_Task objective_:
Go over the entries below line by line, copying each one that contains the word "xlabel".

[BEGIN Exercise input]

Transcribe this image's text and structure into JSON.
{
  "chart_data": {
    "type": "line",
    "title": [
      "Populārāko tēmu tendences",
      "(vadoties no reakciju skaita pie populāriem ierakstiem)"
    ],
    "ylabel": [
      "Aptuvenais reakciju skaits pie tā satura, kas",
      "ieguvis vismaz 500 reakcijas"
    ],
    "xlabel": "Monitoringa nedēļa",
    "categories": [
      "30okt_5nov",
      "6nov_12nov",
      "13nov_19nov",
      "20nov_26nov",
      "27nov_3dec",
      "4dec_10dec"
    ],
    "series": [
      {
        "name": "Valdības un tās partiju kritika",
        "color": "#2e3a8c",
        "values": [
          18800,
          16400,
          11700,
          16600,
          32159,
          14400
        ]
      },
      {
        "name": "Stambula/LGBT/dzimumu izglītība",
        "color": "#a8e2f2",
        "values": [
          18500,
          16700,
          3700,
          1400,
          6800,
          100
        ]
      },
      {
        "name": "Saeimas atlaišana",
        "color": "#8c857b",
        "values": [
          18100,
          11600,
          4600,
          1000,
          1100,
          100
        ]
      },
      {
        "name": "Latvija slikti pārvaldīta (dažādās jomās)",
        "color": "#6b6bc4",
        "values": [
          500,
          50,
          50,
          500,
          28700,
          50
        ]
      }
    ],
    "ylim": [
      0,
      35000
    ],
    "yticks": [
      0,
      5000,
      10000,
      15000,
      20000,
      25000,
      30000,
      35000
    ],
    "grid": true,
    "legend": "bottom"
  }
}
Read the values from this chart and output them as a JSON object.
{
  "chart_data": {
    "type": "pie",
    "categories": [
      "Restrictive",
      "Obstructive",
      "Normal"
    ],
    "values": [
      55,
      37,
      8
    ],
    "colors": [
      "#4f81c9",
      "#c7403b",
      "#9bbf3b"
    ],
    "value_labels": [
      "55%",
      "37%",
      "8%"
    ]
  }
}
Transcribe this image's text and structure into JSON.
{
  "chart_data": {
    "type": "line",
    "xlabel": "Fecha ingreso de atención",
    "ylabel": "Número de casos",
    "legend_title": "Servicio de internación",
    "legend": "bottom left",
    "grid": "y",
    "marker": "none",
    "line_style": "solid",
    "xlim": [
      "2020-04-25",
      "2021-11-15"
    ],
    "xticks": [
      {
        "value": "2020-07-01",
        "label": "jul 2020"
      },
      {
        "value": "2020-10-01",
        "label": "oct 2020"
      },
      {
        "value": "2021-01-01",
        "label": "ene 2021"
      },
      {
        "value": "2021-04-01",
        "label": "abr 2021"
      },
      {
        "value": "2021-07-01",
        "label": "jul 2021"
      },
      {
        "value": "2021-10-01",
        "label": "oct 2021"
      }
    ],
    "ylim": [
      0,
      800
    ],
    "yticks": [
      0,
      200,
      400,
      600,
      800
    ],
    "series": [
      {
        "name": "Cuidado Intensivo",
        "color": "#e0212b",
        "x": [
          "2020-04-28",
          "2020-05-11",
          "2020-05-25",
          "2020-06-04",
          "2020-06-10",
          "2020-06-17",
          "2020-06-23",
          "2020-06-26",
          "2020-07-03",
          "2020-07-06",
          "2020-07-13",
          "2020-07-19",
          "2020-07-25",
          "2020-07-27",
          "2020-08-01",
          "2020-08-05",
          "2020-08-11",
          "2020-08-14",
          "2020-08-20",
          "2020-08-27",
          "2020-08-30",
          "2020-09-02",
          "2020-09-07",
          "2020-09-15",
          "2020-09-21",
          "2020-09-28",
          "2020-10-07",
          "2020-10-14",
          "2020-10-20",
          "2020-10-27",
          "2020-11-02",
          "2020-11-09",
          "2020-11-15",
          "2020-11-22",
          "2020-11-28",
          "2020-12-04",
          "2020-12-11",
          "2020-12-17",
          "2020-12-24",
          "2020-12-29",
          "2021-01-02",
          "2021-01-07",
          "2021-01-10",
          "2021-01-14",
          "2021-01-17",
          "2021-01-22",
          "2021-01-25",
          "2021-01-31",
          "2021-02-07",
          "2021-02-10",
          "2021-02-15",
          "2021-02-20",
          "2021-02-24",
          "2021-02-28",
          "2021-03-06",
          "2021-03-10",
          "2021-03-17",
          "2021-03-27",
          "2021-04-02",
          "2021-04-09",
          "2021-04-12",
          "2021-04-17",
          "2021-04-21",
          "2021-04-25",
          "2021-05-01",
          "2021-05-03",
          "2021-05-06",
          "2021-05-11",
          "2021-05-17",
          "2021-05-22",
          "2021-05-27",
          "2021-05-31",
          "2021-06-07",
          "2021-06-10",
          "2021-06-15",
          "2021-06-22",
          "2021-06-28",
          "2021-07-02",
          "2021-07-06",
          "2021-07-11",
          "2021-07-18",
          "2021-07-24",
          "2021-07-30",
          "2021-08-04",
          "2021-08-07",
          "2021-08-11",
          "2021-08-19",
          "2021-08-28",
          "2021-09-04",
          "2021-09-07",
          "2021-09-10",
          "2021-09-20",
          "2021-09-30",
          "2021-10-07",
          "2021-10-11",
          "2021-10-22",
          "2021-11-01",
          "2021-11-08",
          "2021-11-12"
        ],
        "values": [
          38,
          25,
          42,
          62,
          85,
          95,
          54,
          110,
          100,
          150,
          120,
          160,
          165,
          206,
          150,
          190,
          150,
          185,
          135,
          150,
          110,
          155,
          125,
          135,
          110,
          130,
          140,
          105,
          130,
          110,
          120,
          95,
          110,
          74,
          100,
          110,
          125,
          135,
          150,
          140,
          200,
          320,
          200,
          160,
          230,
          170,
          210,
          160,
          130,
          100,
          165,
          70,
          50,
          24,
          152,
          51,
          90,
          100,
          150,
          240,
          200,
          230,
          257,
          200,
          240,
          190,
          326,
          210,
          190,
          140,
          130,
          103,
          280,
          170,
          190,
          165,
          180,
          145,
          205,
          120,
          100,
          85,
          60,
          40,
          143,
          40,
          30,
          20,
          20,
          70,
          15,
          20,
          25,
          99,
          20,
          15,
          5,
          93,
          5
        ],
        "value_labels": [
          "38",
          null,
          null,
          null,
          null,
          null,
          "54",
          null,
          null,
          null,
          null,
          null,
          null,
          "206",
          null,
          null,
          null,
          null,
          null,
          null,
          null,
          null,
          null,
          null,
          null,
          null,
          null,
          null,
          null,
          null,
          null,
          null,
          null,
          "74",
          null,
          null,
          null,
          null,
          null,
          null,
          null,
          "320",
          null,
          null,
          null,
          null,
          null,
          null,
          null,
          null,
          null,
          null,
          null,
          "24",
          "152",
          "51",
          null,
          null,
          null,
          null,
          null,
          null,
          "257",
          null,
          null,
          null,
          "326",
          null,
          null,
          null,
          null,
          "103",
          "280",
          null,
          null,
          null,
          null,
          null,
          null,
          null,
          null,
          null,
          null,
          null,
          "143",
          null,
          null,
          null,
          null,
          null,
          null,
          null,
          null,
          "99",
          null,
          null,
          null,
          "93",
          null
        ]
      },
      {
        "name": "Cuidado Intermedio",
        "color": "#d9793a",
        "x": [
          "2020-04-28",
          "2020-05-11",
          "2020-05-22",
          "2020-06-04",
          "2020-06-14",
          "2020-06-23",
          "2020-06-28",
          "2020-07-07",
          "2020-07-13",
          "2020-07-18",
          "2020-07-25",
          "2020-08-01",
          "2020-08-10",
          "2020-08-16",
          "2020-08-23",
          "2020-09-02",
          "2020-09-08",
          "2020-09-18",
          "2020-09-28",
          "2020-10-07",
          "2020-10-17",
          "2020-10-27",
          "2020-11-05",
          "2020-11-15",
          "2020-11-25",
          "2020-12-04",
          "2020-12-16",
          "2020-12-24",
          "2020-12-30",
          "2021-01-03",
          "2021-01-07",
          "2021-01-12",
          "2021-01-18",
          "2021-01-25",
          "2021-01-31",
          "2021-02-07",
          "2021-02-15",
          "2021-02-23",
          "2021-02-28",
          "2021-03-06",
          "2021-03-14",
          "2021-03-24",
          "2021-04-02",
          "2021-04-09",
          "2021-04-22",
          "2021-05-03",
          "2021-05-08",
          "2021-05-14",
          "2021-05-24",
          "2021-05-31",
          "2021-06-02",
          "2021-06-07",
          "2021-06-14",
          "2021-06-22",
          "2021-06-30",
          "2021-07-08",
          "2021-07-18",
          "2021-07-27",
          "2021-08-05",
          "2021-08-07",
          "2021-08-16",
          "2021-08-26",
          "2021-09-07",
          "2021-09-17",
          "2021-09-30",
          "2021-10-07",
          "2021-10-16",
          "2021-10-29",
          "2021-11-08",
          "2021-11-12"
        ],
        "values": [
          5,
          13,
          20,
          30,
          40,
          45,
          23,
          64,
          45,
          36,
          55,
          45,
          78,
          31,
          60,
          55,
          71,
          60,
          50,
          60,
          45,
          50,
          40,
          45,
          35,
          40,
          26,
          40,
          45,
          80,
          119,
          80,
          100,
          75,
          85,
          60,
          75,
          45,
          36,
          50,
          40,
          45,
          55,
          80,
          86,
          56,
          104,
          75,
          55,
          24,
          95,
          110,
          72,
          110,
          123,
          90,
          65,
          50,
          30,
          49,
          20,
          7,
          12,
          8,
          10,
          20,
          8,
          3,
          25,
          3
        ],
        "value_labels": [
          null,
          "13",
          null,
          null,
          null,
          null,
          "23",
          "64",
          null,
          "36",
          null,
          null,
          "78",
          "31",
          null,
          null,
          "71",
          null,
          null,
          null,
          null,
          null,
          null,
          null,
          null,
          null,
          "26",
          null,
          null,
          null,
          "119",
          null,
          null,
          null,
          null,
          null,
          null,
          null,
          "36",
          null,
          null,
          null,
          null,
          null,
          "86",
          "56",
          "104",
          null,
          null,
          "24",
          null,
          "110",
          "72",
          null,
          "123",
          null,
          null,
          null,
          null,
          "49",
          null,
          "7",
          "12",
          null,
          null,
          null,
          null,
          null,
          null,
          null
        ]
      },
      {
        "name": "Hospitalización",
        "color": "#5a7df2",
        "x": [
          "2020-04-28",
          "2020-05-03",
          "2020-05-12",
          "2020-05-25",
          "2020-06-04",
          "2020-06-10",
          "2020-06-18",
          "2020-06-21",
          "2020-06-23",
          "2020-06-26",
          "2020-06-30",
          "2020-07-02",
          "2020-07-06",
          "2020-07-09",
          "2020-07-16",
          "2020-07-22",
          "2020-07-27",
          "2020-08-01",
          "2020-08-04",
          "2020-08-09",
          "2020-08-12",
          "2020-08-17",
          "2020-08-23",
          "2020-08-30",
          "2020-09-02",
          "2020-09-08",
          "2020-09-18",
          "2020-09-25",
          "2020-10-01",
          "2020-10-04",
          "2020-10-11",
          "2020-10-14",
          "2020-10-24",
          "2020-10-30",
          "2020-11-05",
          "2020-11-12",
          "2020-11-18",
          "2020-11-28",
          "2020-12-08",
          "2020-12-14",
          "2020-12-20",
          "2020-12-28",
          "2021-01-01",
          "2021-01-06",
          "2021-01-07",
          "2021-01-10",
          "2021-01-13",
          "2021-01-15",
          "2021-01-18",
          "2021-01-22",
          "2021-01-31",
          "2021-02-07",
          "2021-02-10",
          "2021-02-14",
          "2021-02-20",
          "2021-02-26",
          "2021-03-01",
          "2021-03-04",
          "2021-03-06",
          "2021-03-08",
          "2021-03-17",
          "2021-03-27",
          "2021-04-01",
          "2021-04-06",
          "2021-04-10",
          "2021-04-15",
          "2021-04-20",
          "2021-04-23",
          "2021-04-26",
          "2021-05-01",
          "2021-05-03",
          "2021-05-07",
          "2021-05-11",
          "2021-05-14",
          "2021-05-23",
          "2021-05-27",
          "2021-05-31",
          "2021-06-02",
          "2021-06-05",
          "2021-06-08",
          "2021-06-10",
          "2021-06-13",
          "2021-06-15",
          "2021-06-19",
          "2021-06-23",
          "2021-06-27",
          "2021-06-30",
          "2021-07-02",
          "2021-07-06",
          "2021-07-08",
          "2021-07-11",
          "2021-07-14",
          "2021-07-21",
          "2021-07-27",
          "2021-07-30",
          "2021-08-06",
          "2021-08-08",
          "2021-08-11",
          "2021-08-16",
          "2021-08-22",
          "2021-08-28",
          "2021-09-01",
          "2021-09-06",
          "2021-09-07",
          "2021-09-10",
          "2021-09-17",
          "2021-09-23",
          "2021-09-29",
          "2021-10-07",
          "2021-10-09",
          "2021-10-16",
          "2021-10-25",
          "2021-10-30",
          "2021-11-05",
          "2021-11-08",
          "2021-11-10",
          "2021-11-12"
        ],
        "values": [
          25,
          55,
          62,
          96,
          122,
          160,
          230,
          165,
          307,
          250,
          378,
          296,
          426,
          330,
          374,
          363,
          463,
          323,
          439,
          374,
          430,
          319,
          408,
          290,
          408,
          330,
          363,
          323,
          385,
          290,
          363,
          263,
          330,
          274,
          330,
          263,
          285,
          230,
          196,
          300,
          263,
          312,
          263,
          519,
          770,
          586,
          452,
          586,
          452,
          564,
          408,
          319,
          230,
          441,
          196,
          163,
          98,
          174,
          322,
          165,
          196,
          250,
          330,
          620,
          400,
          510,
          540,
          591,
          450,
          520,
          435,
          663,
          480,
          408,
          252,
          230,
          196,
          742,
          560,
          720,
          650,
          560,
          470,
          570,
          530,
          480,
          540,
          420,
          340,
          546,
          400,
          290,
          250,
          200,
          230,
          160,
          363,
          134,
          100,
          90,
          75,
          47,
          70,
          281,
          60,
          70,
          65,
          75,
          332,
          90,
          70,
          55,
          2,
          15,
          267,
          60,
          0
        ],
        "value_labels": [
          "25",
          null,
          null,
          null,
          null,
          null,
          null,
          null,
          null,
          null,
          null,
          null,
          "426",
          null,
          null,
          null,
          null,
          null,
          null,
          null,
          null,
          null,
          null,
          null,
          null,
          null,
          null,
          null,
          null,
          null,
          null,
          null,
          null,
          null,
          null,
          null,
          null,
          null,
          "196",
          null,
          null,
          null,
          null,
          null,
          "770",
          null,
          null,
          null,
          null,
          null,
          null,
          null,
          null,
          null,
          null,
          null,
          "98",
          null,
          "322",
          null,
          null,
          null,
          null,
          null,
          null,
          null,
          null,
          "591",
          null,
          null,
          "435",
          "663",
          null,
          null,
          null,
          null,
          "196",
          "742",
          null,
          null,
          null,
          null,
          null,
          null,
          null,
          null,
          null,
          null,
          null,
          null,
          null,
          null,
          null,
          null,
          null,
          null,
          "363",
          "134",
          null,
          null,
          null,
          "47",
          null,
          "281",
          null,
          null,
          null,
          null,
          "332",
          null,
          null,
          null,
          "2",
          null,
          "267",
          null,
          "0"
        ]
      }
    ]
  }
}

[END Exercise input]

_Response to this exercise_:
    "xlabel": "Monitoringa nedēļa",
    "xlabel": "Fecha ingreso de atención",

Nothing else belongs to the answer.